RECORDS SHOWN -
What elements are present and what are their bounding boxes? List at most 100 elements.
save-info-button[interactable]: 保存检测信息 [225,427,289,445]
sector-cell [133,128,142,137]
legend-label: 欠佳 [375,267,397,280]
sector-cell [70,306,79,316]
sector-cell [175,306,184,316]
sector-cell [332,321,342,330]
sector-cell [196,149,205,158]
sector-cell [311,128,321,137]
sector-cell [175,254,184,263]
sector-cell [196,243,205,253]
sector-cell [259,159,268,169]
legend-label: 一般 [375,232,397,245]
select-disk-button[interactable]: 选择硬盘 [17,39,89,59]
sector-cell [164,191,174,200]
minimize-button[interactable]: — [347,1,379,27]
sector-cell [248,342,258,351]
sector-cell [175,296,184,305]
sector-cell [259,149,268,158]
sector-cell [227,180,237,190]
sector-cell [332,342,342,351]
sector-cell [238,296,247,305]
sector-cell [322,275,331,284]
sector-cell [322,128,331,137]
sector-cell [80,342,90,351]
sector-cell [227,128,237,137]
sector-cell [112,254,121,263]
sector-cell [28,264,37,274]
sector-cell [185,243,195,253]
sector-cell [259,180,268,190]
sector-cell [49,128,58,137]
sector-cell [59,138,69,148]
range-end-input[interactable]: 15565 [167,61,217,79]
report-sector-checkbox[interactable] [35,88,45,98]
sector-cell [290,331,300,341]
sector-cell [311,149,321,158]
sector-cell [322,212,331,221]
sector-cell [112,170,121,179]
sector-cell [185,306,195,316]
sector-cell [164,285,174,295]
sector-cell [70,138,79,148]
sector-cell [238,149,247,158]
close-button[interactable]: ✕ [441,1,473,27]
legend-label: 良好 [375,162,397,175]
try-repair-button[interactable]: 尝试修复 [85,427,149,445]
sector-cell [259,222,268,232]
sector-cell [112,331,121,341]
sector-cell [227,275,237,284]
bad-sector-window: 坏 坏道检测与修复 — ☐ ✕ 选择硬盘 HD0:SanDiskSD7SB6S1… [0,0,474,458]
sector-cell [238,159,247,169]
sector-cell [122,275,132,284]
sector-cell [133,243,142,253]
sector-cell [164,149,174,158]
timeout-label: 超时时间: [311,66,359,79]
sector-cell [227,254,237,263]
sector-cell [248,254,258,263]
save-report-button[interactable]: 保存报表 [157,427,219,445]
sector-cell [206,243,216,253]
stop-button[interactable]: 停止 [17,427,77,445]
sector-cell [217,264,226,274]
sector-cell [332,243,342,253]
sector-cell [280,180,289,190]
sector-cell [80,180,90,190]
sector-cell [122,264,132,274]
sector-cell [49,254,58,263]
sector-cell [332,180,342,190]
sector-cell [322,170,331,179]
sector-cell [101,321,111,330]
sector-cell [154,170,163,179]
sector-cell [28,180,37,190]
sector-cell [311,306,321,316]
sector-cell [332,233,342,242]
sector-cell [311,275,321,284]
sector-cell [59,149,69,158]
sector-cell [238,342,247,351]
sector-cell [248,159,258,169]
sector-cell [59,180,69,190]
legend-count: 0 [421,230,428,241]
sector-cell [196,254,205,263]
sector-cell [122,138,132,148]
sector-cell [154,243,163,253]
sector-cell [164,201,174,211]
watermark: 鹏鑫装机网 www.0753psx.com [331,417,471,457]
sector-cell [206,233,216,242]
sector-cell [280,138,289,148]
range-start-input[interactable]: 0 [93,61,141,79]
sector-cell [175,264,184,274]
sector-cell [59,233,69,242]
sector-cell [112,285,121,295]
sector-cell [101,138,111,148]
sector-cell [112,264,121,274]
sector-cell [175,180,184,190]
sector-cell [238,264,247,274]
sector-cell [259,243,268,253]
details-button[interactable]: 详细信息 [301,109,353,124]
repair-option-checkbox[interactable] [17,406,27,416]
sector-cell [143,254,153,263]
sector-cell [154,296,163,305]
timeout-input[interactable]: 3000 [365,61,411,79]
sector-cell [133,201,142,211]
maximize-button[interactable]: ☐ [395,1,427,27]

GIVEN EXERCISE -
Rewrite the rows above, renaming "sector-cell" to "sector-block" wherever it appears and keeping everything else the same.

RESPONSE TO THE TASK -
What elements are present and what are their bounding boxes? List at most 100 elements.
save-info-button[interactable]: 保存检测信息 [225,427,289,445]
sector-block [133,128,142,137]
legend-label: 欠佳 [375,267,397,280]
sector-block [70,306,79,316]
sector-block [175,306,184,316]
sector-block [332,321,342,330]
sector-block [196,149,205,158]
sector-block [311,128,321,137]
sector-block [175,254,184,263]
sector-block [196,243,205,253]
sector-block [259,159,268,169]
legend-label: 一般 [375,232,397,245]
select-disk-button[interactable]: 选择硬盘 [17,39,89,59]
sector-block [164,191,174,200]
minimize-button[interactable]: — [347,1,379,27]
sector-block [248,342,258,351]
sector-block [175,296,184,305]
sector-block [259,149,268,158]
sector-block [227,180,237,190]
sector-block [332,342,342,351]
sector-block [238,296,247,305]
sector-block [322,275,331,284]
sector-block [322,128,331,137]
sector-block [80,342,90,351]
sector-block [227,128,237,137]
sector-block [112,254,121,263]
sector-block [28,264,37,274]
sector-block [185,243,195,253]
sector-block [259,180,268,190]
sector-block [49,128,58,137]
sector-block [59,138,69,148]
range-end-input[interactable]: 15565 [167,61,217,79]
report-sector-checkbox[interactable] [35,88,45,98]
sector-block [290,331,300,341]
sector-block [311,149,321,158]
sector-block [322,212,331,221]
sector-block [112,170,121,179]
sector-block [185,306,195,316]
sector-block [164,285,174,295]
sector-block [70,138,79,148]
sector-block [238,149,247,158]
close-button[interactable]: ✕ [441,1,473,27]
legend-label: 良好 [375,162,397,175]
try-repair-button[interactable]: 尝试修复 [85,427,149,445]
sector-block [259,222,268,232]
sector-block [112,331,121,341]
sector-block [227,275,237,284]
bad-sector-window: 坏 坏道检测与修复 — ☐ ✕ 选择硬盘 HD0:SanDiskSD7SB6S1… [0,0,474,458]
sector-block [238,159,247,169]
sector-block [122,275,132,284]
sector-block [133,243,142,253]
sector-block [164,149,174,158]
timeout-label: 超时时间: [311,66,359,79]
sector-block [227,254,237,263]
sector-block [248,254,258,263]
save-report-button[interactable]: 保存报表 [157,427,219,445]
sector-block [206,243,216,253]
stop-button[interactable]: 停止 [17,427,77,445]
sector-block [217,264,226,274]
sector-block [332,243,342,253]
sector-block [280,180,289,190]
sector-block [80,180,90,190]
sector-block [122,264,132,274]
sector-block [49,254,58,263]
sector-block [332,180,342,190]
sector-block [322,170,331,179]
sector-block [101,321,111,330]
sector-block [154,170,163,179]
sector-block [28,180,37,190]
sector-block [311,306,321,316]
sector-block [332,233,342,242]
sector-block [311,275,321,284]
sector-block [59,149,69,158]
sector-block [238,342,247,351]
sector-block [248,159,258,169]
sector-block [59,180,69,190]
legend-count: 0 [421,230,428,241]
sector-block [196,254,205,263]
sector-block [122,138,132,148]
sector-block [154,243,163,253]
sector-block [164,201,174,211]
watermark: 鹏鑫装机网 www.0753psx.com [331,417,471,457]
sector-block [206,233,216,242]
sector-block [280,138,289,148]
range-start-input[interactable]: 0 [93,61,141,79]
sector-block [175,264,184,274]
sector-block [59,233,69,242]
sector-block [112,285,121,295]
sector-block [101,138,111,148]
sector-block [112,264,121,274]
sector-block [175,180,184,190]
sector-block [238,264,247,274]
sector-block [259,243,268,253]
details-button[interactable]: 详细信息 [301,109,353,124]
repair-option-checkbox[interactable] [17,406,27,416]
sector-block [143,254,153,263]
sector-block [154,296,163,305]
timeout-input[interactable]: 3000 [365,61,411,79]
sector-block [133,201,142,211]
maximize-button[interactable]: ☐ [395,1,427,27]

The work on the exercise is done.